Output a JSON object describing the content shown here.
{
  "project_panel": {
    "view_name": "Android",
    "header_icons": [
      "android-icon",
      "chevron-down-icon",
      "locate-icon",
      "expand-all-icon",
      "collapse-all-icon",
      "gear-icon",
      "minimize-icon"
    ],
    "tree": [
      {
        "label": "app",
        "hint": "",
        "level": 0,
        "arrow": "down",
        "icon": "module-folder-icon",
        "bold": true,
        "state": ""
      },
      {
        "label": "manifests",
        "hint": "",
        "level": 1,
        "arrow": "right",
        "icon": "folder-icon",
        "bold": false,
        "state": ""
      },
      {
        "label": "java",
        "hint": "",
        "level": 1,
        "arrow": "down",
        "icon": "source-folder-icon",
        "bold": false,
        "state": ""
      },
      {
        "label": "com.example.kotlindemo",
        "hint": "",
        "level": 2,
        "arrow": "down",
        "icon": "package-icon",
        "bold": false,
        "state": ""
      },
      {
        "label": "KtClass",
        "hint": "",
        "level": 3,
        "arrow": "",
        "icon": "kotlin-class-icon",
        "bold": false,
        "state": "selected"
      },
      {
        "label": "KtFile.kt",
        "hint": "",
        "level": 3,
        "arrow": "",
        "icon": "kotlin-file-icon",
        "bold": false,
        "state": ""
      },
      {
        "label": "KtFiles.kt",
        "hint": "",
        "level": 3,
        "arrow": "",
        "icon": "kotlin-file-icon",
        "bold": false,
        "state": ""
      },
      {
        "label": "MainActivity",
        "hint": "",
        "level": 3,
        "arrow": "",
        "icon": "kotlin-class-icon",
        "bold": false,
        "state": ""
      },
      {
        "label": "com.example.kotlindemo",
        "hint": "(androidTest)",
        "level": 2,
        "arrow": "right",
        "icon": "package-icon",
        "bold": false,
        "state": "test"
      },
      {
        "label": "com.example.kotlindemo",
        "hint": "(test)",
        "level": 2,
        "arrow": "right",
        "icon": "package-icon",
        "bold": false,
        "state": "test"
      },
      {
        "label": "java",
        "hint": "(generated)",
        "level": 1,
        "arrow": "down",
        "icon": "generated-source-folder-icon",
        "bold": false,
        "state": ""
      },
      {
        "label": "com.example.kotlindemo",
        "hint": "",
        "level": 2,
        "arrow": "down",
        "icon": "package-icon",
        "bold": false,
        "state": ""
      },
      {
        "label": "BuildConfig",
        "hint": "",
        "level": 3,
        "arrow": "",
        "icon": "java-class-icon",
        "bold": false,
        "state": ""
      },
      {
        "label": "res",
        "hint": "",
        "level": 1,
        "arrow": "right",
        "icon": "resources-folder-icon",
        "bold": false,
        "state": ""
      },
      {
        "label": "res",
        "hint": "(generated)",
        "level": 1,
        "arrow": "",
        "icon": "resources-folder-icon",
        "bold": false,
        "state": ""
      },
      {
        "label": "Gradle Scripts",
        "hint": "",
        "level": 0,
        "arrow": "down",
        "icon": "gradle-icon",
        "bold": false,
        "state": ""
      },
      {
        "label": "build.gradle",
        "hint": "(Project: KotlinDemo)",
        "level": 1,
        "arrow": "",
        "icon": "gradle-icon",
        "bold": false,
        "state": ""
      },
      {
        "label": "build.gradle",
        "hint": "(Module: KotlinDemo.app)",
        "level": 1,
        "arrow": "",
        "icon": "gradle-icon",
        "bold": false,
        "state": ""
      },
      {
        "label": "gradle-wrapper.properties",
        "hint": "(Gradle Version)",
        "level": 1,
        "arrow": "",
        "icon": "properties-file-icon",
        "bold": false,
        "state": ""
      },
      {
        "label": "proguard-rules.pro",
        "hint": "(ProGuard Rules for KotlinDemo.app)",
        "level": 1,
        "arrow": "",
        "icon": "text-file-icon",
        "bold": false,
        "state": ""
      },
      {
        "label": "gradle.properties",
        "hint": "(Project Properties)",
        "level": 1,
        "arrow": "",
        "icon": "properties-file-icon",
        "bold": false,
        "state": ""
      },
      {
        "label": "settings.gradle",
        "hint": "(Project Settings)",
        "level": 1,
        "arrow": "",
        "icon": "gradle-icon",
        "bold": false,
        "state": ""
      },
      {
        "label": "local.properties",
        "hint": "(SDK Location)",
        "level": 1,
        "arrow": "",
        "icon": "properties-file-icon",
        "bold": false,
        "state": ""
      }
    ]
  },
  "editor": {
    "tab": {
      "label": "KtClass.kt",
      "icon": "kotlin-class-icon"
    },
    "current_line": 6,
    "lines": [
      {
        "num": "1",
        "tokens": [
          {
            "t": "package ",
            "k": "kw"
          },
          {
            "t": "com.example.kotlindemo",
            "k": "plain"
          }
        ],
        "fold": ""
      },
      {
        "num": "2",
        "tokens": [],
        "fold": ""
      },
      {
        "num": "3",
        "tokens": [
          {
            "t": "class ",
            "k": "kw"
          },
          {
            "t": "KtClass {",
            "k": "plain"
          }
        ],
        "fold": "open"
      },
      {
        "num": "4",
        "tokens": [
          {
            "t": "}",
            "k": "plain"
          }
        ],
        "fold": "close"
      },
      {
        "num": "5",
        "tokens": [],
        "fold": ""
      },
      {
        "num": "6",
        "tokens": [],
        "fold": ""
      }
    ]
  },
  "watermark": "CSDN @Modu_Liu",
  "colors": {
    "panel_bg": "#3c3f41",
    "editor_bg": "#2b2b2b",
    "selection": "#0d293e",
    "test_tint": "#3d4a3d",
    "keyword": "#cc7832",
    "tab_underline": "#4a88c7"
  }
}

============================================================

→ Directions for this task
Repeat the listing exactly, from its first line to its last.

→ Exercise output
Output a JSON object describing the content shown here.
{
  "project_panel": {
    "view_name": "Android",
    "header_icons": [
      "android-icon",
      "chevron-down-icon",
      "locate-icon",
      "expand-all-icon",
      "collapse-all-icon",
      "gear-icon",
      "minimize-icon"
    ],
    "tree": [
      {
        "label": "app",
        "hint": "",
        "level": 0,
        "arrow": "down",
        "icon": "module-folder-icon",
        "bold": true,
        "state": ""
      },
      {
        "label": "manifests",
        "hint": "",
        "level": 1,
        "arrow": "right",
        "icon": "folder-icon",
        "bold": false,
        "state": ""
      },
      {
        "label": "java",
        "hint": "",
        "level": 1,
        "arrow": "down",
        "icon": "source-folder-icon",
        "bold": false,
        "state": ""
      },
      {
        "label": "com.example.kotlindemo",
        "hint": "",
        "level": 2,
        "arrow": "down",
        "icon": "package-icon",
        "bold": false,
        "state": ""
      },
      {
        "label": "KtClass",
        "hint": "",
        "level": 3,
        "arrow": "",
        "icon": "kotlin-class-icon",
        "bold": false,
        "state": "selected"
      },
      {
        "label": "KtFile.kt",
        "hint": "",
        "level": 3,
        "arrow": "",
        "icon": "kotlin-file-icon",
        "bold": false,
        "state": ""
      },
      {
        "label": "KtFiles.kt",
        "hint": "",
        "level": 3,
        "arrow": "",
        "icon": "kotlin-file-icon",
        "bold": false,
        "state": ""
      },
      {
        "label": "MainActivity",
        "hint": "",
        "level": 3,
        "arrow": "",
        "icon": "kotlin-class-icon",
        "bold": false,
        "state": ""
      },
      {
        "label": "com.example.kotlindemo",
        "hint": "(androidTest)",
        "level": 2,
        "arrow": "right",
        "icon": "package-icon",
        "bold": false,
        "state": "test"
      },
      {
        "label": "com.example.kotlindemo",
        "hint": "(test)",
        "level": 2,
        "arrow": "right",
        "icon": "package-icon",
        "bold": false,
        "state": "test"
      },
      {
        "label": "java",
        "hint": "(generated)",
        "level": 1,
        "arrow": "down",
        "icon": "generated-source-folder-icon",
        "bold": false,
        "state": ""
      },
      {
        "label": "com.example.kotlindemo",
        "hint": "",
        "level": 2,
        "arrow": "down",
        "icon": "package-icon",
        "bold": false,
        "state": ""
      },
      {
        "label": "BuildConfig",
        "hint": "",
        "level": 3,
        "arrow": "",
        "icon": "java-class-icon",
        "bold": false,
        "state": ""
      },
      {
        "label": "res",
        "hint": "",
        "level": 1,
        "arrow": "right",
        "icon": "resources-folder-icon",
        "bold": false,
        "state": ""
      },
      {
        "label": "res",
        "hint": "(generated)",
        "level": 1,
        "arrow": "",
        "icon": "resources-folder-icon",
        "bold": false,
        "state": ""
      },
      {
        "label": "Gradle Scripts",
        "hint": "",
        "level": 0,
        "arrow": "down",
        "icon": "gradle-icon",
        "bold": false,
        "state": ""
      },
      {
        "label": "build.gradle",
        "hint": "(Project: KotlinDemo)",
        "level": 1,
        "arrow": "",
        "icon": "gradle-icon",
        "bold": false,
        "state": ""
      },
      {
        "label": "build.gradle",
        "hint": "(Module: KotlinDemo.app)",
        "level": 1,
        "arrow": "",
        "icon": "gradle-icon",
        "bold": false,
        "state": ""
      },
      {
        "label": "gradle-wrapper.properties",
        "hint": "(Gradle Version)",
        "level": 1,
        "arrow": "",
        "icon": "properties-file-icon",
        "bold": false,
        "state": ""
      },
      {
        "label": "proguard-rules.pro",
        "hint": "(ProGuard Rules for KotlinDemo.app)",
        "level": 1,
        "arrow": "",
        "icon": "text-file-icon",
        "bold": false,
        "state": ""
      },
      {
        "label": "gradle.properties",
        "hint": "(Project Properties)",
        "level": 1,
        "arrow": "",
        "icon": "properties-file-icon",
        "bold": false,
        "state": ""
      },
      {
        "label": "settings.gradle",
        "hint": "(Project Settings)",
        "level": 1,
        "arrow": "",
        "icon": "gradle-icon",
        "bold": false,
        "state": ""
      },
      {
        "label": "local.properties",
        "hint": "(SDK Location)",
        "level": 1,
        "arrow": "",
        "icon": "properties-file-icon",
        "bold": false,
        "state": ""
      }
    ]
  },
  "editor": {
    "tab": {
      "label": "KtClass.kt",
      "icon": "kotlin-class-icon"
    },
    "current_line": 6,
    "lines": [
      {
        "num": "1",
        "tokens": [
          {
            "t": "package ",
            "k": "kw"
          },
          {
            "t": "com.example.kotlindemo",
            "k": "plain"
          }
        ],
        "fold": ""
      },
      {
        "num": "2",
        "tokens": [],
        "fold": ""
      },
      {
        "num": "3",
        "tokens": [
          {
            "t": "class ",
            "k": "kw"
          },
          {
            "t": "KtClass {",
            "k": "plain"
          }
        ],
        "fold": "open"
      },
      {
        "num": "4",
        "tokens": [
          {
            "t": "}",
            "k": "plain"
          }
        ],
        "fold": "close"
      },
      {
        "num": "5",
        "tokens": [],
        "fold": ""
      },
      {
        "num": "6",
        "tokens": [],
        "fold": ""
      }
    ]
  },
  "watermark": "CSDN @Modu_Liu",
  "colors": {
    "panel_bg": "#3c3f41",
    "editor_bg": "#2b2b2b",
    "selection": "#0d293e",
    "test_tint": "#3d4a3d",
    "keyword": "#cc7832",
    "tab_underline": "#4a88c7"
  }
}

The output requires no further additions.